Data records:
--- begin ---

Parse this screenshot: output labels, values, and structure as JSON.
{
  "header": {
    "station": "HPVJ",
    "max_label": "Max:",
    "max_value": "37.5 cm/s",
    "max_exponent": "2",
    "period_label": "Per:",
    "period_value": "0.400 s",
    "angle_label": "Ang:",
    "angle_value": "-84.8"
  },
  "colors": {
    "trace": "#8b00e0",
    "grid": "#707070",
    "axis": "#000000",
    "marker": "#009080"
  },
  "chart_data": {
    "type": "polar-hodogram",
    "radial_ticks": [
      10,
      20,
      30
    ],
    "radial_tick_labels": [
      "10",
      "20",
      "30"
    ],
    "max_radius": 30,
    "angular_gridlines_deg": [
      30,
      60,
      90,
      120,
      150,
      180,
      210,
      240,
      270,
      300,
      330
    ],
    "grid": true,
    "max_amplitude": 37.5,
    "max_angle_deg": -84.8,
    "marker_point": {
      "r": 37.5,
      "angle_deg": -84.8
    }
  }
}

--- end ---

--- Stated task ---
Reproduce the entries above in full by retyping them exactly.

--- Completed exercise ---
Parse this screenshot: output labels, values, and structure as JSON.
{
  "header": {
    "station": "HPVJ",
    "max_label": "Max:",
    "max_value": "37.5 cm/s",
    "max_exponent": "2",
    "period_label": "Per:",
    "period_value": "0.400 s",
    "angle_label": "Ang:",
    "angle_value": "-84.8"
  },
  "colors": {
    "trace": "#8b00e0",
    "grid": "#707070",
    "axis": "#000000",
    "marker": "#009080"
  },
  "chart_data": {
    "type": "polar-hodogram",
    "radial_ticks": [
      10,
      20,
      30
    ],
    "radial_tick_labels": [
      "10",
      "20",
      "30"
    ],
    "max_radius": 30,
    "angular_gridlines_deg": [
      30,
      60,
      90,
      120,
      150,
      180,
      210,
      240,
      270,
      300,
      330
    ],
    "grid": true,
    "max_amplitude": 37.5,
    "max_angle_deg": -84.8,
    "marker_point": {
      "r": 37.5,
      "angle_deg": -84.8
    }
  }
}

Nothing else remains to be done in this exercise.